§ STATED GOAL
State how many lines in these records contain the word "creative", and nothing else.

Stored data
+ + +

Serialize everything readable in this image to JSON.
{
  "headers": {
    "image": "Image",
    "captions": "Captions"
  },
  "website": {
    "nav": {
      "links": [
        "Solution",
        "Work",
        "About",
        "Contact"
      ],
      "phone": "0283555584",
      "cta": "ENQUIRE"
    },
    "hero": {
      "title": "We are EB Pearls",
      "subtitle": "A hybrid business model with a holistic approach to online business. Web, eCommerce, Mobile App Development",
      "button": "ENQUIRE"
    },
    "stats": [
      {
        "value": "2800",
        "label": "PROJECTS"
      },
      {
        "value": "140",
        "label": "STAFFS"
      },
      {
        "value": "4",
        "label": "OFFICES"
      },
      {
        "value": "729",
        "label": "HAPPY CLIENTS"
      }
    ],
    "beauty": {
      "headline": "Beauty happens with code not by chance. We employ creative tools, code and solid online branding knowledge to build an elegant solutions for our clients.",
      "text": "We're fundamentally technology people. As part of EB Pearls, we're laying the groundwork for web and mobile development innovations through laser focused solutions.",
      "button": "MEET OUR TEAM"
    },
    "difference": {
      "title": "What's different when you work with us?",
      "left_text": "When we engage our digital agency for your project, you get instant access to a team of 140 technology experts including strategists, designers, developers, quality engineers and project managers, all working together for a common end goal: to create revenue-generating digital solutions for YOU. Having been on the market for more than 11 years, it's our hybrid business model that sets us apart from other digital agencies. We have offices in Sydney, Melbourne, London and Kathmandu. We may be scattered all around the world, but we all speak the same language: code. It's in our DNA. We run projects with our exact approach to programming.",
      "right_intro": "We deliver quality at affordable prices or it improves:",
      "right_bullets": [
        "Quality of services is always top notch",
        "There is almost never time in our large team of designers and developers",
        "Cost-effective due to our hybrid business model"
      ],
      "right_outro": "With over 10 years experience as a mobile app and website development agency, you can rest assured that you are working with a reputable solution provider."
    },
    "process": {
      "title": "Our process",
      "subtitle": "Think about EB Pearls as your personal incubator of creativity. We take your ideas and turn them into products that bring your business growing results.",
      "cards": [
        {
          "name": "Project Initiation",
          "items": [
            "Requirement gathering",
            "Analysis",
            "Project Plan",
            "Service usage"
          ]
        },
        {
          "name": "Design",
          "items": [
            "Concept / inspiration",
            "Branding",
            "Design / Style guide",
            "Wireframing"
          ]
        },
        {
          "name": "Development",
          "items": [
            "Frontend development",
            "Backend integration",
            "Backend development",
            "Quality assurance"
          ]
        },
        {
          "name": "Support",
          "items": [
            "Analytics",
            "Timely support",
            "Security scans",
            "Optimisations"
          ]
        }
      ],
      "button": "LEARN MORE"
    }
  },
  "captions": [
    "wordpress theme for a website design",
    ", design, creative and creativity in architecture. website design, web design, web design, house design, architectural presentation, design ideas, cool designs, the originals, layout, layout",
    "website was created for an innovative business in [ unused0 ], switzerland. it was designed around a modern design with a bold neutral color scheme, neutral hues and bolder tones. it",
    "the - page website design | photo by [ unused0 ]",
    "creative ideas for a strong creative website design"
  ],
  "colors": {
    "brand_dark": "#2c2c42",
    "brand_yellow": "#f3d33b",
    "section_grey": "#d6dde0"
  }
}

+ + +

§ PROBLEM SOLUTION
3